### Problem statement
Find and copy each line of the records where the string "JSON" shows up.

"""

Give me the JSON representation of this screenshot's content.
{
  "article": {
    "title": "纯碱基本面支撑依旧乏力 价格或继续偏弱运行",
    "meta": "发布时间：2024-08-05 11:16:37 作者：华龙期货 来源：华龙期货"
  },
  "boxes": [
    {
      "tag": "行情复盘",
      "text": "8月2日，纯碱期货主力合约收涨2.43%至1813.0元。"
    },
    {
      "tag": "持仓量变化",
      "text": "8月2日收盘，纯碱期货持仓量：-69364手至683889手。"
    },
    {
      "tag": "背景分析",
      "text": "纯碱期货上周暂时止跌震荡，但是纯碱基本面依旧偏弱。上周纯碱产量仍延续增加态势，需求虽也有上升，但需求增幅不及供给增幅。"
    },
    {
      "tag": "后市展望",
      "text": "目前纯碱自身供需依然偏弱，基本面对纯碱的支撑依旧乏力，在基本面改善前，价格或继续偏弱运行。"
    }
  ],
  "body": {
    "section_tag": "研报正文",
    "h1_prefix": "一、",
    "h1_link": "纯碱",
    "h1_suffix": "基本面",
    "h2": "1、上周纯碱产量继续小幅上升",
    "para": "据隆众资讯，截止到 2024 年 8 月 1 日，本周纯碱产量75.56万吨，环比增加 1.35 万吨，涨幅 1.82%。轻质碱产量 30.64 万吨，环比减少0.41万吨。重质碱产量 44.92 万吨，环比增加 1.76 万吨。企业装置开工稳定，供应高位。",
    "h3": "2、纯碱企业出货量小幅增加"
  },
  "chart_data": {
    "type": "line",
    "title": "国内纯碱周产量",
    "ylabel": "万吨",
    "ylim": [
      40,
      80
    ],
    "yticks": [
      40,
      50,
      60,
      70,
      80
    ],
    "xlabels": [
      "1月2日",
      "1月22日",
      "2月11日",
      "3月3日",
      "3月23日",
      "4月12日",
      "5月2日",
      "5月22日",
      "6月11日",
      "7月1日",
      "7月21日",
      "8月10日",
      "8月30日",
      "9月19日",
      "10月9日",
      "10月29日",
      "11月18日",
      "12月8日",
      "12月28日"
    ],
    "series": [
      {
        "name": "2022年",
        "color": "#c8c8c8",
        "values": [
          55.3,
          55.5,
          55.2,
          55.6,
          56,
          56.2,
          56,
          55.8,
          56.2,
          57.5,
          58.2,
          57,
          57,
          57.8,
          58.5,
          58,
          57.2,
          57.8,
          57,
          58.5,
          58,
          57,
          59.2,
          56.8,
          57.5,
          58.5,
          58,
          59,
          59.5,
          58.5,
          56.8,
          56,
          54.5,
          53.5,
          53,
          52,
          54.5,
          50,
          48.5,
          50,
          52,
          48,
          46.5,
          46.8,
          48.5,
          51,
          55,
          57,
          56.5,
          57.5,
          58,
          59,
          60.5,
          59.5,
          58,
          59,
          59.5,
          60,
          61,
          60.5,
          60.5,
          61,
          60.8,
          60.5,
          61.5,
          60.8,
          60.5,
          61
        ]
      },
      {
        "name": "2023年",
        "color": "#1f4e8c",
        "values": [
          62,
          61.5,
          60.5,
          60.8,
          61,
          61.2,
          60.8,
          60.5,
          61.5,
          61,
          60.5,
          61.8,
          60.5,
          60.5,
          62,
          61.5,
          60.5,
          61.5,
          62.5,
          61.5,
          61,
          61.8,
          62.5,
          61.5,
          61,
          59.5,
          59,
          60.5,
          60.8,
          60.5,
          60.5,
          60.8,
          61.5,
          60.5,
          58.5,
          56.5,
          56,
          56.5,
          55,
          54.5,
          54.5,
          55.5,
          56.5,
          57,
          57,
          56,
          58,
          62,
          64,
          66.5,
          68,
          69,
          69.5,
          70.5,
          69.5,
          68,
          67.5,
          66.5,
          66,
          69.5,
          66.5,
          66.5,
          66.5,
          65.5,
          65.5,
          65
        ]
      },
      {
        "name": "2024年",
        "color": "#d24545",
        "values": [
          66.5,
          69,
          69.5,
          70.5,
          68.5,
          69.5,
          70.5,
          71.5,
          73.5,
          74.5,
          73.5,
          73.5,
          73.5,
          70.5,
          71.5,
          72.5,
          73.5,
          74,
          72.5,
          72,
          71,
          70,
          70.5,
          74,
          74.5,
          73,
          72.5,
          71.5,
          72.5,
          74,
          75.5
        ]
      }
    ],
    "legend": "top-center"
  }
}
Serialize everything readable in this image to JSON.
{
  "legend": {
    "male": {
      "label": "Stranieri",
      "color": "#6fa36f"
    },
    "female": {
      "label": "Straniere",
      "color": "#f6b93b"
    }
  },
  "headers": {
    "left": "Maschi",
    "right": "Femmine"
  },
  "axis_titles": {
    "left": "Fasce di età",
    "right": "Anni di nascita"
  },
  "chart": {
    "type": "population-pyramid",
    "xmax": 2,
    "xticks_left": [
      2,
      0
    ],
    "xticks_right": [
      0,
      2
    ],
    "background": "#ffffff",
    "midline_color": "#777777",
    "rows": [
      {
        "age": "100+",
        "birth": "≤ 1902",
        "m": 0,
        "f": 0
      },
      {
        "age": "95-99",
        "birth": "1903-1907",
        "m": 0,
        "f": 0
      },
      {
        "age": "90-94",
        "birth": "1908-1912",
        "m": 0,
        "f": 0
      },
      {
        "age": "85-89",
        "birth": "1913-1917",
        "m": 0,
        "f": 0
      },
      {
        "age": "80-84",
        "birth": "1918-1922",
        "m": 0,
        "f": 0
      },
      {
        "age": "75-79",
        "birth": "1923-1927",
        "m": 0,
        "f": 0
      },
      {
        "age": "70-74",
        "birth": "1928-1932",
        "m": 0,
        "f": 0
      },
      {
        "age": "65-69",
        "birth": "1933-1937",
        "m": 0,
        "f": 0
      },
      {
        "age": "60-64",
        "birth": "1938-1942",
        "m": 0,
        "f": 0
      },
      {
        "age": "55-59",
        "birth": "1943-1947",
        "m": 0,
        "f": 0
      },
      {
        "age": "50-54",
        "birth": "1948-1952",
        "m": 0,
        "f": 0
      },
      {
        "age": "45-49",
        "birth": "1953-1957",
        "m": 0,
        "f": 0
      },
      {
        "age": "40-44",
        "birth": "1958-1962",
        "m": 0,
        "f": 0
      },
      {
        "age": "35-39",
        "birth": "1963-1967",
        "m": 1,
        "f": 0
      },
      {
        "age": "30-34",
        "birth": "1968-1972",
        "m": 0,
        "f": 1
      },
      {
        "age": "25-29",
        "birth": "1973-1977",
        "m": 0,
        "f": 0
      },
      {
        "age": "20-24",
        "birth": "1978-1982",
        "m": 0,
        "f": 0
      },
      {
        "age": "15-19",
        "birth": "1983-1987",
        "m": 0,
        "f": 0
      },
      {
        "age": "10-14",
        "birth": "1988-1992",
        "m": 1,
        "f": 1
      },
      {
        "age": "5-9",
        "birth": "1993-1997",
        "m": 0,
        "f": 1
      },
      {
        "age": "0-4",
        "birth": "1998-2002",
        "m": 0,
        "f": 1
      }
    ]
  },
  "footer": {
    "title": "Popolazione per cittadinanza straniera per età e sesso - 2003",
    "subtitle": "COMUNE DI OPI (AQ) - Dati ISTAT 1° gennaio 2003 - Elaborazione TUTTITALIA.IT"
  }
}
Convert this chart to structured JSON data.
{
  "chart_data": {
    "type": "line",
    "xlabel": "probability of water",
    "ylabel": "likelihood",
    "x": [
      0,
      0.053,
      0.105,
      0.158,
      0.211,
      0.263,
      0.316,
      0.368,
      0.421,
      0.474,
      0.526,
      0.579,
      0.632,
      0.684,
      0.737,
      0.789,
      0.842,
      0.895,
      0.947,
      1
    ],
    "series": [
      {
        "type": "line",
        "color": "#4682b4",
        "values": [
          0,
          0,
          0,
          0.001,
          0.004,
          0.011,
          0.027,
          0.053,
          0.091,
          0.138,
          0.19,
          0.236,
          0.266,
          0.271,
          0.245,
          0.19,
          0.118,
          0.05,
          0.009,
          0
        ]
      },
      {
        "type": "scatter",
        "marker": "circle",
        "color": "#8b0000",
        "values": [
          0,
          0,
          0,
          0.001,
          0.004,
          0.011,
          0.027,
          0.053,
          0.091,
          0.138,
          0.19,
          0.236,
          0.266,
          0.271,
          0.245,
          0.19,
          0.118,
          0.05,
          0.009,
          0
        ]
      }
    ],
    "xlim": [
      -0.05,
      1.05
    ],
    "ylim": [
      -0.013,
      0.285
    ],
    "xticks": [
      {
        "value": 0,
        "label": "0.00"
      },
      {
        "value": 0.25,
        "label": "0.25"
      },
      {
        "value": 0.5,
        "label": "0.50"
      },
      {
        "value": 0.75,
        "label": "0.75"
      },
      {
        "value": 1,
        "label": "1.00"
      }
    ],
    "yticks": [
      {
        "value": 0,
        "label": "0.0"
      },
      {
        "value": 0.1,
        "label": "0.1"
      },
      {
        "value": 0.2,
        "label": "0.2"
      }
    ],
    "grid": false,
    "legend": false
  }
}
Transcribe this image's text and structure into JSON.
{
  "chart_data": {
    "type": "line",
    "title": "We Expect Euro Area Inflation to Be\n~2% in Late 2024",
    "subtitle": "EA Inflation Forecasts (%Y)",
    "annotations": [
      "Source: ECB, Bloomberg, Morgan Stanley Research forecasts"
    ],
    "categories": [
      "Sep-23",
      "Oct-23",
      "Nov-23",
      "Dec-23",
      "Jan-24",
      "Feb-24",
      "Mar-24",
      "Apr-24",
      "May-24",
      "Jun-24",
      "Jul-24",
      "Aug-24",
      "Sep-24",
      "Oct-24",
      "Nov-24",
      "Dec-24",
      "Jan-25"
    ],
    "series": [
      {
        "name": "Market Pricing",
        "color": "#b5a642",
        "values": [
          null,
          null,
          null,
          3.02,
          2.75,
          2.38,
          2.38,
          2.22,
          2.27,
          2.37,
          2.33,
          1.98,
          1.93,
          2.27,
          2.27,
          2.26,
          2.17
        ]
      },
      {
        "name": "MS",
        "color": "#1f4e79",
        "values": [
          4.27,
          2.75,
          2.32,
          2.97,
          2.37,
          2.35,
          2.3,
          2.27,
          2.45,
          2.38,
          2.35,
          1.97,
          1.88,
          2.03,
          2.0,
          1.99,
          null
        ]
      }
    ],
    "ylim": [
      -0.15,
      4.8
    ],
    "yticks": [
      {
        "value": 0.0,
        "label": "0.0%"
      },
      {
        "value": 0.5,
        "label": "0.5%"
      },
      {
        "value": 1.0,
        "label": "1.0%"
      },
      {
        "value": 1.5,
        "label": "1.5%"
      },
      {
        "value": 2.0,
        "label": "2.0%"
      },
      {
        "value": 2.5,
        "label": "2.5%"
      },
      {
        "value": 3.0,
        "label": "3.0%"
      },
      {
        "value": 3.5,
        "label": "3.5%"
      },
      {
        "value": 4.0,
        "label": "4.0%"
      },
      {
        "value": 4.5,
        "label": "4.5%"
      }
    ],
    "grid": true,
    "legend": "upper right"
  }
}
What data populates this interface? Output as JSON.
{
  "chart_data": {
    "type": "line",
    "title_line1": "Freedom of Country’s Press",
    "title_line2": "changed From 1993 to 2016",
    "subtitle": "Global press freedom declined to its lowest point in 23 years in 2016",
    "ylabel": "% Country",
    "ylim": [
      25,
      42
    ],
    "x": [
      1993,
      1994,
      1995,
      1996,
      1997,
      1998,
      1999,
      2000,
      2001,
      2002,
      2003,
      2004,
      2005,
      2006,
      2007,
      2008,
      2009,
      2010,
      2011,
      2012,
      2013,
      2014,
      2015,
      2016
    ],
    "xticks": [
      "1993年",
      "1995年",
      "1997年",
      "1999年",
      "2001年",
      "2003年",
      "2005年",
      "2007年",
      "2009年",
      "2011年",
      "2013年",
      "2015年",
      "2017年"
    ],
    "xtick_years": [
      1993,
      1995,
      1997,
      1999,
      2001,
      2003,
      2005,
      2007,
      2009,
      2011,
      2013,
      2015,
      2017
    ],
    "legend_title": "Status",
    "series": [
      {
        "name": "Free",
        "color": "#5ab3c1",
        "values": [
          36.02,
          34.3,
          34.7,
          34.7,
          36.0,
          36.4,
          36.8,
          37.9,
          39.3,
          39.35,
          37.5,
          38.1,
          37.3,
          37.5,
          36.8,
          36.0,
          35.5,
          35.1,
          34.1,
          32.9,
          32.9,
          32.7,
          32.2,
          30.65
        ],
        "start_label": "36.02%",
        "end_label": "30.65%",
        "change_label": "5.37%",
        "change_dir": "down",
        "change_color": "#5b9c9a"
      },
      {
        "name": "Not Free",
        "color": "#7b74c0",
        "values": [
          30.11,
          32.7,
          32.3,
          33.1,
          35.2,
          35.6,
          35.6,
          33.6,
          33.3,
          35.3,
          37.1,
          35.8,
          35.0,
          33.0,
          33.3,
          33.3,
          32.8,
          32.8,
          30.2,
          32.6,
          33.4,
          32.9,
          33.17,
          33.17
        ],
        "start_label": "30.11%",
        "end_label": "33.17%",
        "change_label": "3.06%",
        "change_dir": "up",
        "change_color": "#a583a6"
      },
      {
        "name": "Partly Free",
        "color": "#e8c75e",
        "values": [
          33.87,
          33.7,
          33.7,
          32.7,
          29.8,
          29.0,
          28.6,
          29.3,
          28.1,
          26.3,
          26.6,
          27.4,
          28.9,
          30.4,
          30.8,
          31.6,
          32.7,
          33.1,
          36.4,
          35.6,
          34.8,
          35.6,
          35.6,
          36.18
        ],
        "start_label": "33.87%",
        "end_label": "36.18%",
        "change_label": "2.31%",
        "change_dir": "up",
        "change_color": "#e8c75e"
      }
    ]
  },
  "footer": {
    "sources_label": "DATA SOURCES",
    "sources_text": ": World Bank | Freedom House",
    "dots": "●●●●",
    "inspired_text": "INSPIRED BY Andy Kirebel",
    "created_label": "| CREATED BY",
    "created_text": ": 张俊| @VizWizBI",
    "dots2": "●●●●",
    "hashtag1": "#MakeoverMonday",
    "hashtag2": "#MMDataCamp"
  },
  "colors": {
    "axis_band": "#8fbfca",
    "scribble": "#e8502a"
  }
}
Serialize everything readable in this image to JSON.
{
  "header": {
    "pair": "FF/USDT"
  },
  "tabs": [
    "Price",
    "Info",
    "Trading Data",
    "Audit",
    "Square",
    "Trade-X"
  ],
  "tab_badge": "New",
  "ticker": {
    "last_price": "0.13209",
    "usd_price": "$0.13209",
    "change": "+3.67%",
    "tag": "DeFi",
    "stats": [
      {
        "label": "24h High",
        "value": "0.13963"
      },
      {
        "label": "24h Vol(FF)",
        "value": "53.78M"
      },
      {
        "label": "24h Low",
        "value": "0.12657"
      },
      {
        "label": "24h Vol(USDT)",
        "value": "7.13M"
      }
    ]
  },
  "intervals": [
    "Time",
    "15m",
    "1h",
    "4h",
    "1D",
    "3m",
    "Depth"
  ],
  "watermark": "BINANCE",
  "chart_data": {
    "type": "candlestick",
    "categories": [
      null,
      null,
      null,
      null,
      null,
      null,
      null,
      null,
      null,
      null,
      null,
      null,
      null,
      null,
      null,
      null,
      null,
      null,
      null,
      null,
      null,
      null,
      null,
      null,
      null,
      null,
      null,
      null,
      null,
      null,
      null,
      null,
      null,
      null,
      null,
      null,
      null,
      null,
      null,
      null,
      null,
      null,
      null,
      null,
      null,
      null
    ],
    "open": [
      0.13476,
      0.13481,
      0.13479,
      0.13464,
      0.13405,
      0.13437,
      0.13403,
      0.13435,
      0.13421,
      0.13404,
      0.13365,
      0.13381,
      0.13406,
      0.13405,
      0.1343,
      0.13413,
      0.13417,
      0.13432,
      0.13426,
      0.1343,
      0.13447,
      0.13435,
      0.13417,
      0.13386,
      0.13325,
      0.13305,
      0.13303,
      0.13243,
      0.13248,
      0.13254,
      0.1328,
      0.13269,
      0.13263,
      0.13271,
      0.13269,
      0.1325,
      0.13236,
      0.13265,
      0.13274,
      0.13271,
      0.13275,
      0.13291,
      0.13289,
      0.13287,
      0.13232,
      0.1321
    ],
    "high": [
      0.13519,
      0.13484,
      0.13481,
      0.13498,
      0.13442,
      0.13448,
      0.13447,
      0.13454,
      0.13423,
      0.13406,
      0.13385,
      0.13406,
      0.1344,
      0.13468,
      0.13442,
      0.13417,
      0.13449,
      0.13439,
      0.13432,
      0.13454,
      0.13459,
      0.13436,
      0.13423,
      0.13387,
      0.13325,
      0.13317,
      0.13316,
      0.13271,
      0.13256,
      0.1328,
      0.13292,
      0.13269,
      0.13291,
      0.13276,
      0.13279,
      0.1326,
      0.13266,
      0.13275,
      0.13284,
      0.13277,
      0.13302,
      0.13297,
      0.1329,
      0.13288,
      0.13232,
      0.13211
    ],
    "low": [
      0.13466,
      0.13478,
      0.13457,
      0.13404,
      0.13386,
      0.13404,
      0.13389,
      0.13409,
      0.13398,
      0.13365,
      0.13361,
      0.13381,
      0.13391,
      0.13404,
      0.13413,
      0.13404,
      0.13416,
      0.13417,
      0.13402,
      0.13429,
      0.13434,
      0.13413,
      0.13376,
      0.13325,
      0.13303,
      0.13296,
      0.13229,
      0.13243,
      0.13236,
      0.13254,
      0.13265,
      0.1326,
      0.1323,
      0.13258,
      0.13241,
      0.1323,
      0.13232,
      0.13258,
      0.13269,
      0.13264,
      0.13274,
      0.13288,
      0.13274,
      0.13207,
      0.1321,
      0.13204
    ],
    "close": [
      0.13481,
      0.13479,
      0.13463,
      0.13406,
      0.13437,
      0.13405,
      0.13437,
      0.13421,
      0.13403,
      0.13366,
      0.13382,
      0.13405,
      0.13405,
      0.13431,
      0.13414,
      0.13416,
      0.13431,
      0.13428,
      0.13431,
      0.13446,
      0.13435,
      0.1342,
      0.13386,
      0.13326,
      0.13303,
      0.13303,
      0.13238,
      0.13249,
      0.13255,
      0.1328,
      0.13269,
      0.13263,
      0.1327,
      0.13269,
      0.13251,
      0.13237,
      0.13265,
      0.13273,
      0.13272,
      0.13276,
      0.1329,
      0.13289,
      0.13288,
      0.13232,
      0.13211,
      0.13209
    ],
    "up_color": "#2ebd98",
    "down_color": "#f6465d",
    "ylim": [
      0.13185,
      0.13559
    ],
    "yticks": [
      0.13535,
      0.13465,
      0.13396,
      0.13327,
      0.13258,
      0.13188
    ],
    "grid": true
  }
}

"""

### Correct result
Give me the JSON representation of this screenshot's content.
Serialize everything readable in this image to JSON.
Convert this chart to structured JSON data.
Transcribe this image's text and structure into JSON.
What data populates this interface? Output as JSON.
Serialize everything readable in this image to JSON.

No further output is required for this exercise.